Records from a data source:

☆ ☆ ☆ ☆ ☆

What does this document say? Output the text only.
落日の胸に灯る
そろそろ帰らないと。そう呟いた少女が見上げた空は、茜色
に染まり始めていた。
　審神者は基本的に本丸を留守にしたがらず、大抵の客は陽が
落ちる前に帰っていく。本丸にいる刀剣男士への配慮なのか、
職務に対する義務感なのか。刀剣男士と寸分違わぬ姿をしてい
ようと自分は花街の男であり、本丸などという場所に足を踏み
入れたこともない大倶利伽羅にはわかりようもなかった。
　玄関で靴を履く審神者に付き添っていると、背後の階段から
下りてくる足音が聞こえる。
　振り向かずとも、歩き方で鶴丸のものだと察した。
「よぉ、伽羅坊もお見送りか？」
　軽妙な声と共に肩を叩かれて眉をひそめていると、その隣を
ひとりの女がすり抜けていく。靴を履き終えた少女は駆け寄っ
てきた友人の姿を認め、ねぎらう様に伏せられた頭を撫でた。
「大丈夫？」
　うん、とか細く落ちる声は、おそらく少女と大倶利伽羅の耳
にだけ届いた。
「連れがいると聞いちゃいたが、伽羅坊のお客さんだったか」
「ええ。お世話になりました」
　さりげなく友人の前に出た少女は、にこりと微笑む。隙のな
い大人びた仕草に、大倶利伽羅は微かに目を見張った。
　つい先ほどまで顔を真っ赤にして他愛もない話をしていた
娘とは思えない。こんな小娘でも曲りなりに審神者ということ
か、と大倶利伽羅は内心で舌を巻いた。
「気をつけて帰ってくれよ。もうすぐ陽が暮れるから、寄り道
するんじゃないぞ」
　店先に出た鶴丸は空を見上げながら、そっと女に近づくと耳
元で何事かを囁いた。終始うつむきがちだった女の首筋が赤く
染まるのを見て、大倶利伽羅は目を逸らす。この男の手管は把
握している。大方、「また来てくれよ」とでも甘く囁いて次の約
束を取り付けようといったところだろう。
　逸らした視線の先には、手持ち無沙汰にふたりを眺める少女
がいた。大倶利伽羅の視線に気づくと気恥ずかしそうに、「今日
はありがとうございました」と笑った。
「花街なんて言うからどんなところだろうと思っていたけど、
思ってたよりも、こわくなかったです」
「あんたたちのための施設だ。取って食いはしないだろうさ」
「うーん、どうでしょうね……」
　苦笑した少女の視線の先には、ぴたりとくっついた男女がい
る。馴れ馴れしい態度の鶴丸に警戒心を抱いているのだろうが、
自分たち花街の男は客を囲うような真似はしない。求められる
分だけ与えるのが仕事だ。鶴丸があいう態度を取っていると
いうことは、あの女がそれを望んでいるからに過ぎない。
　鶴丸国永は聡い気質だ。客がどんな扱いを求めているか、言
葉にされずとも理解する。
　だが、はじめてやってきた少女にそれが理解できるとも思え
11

☆ ☆ ☆ ☆ ☆

# Written request
Write down every line of the data exactly as it appears above.

# The output
What does this document say? Output the text only.
落日の胸に灯る
そろそろ帰らないと。そう呟いた少女が見上げた空は、茜色
に染まり始めていた。
　審神者は基本的に本丸を留守にしたがらず、大抵の客は陽が
落ちる前に帰っていく。本丸にいる刀剣男士への配慮なのか、
職務に対する義務感なのか。刀剣男士と寸分違わぬ姿をしてい
ようと自分は花街の男であり、本丸などという場所に足を踏み
入れたこともない大倶利伽羅にはわかりようもなかった。
　玄関で靴を履く審神者に付き添っていると、背後の階段から
下りてくる足音が聞こえる。
　振り向かずとも、歩き方で鶴丸のものだと察した。
「よぉ、伽羅坊もお見送りか？」
　軽妙な声と共に肩を叩かれて眉をひそめていると、その隣を
ひとりの女がすり抜けていく。靴を履き終えた少女は駆け寄っ
てきた友人の姿を認め、ねぎらう様に伏せられた頭を撫でた。
「大丈夫？」
　うん、とか細く落ちる声は、おそらく少女と大倶利伽羅の耳
にだけ届いた。
「連れがいると聞いちゃいたが、伽羅坊のお客さんだったか」
「ええ。お世話になりました」
　さりげなく友人の前に出た少女は、にこりと微笑む。隙のな
い大人びた仕草に、大倶利伽羅は微かに目を見張った。
　つい先ほどまで顔を真っ赤にして他愛もない話をしていた
娘とは思えない。こんな小娘でも曲りなりに審神者ということ
か、と大倶利伽羅は内心で舌を巻いた。
「気をつけて帰ってくれよ。もうすぐ陽が暮れるから、寄り道
するんじゃないぞ」
　店先に出た鶴丸は空を見上げながら、そっと女に近づくと耳
元で何事かを囁いた。終始うつむきがちだった女の首筋が赤く
染まるのを見て、大倶利伽羅は目を逸らす。この男の手管は把
握している。大方、「また来てくれよ」とでも甘く囁いて次の約
束を取り付けようといったところだろう。
　逸らした視線の先には、手持ち無沙汰にふたりを眺める少女
がいた。大倶利伽羅の視線に気づくと気恥ずかしそうに、「今日
はありがとうございました」と笑った。
「花街なんて言うからどんなところだろうと思っていたけど、
思ってたよりも、こわくなかったです」
「あんたたちのための施設だ。取って食いはしないだろうさ」
「うーん、どうでしょうね……」
　苦笑した少女の視線の先には、ぴたりとくっついた男女がい
る。馴れ馴れしい態度の鶴丸に警戒心を抱いているのだろうが、
自分たち花街の男は客を囲うような真似はしない。求められる
分だけ与えるのが仕事だ。鶴丸があいう態度を取っていると
いうことは、あの女がそれを望んでいるからに過ぎない。
　鶴丸国永は聡い気質だ。客がどんな扱いを求めているか、言
葉にされずとも理解する。
　だが、はじめてやってきた少女にそれが理解できるとも思え
11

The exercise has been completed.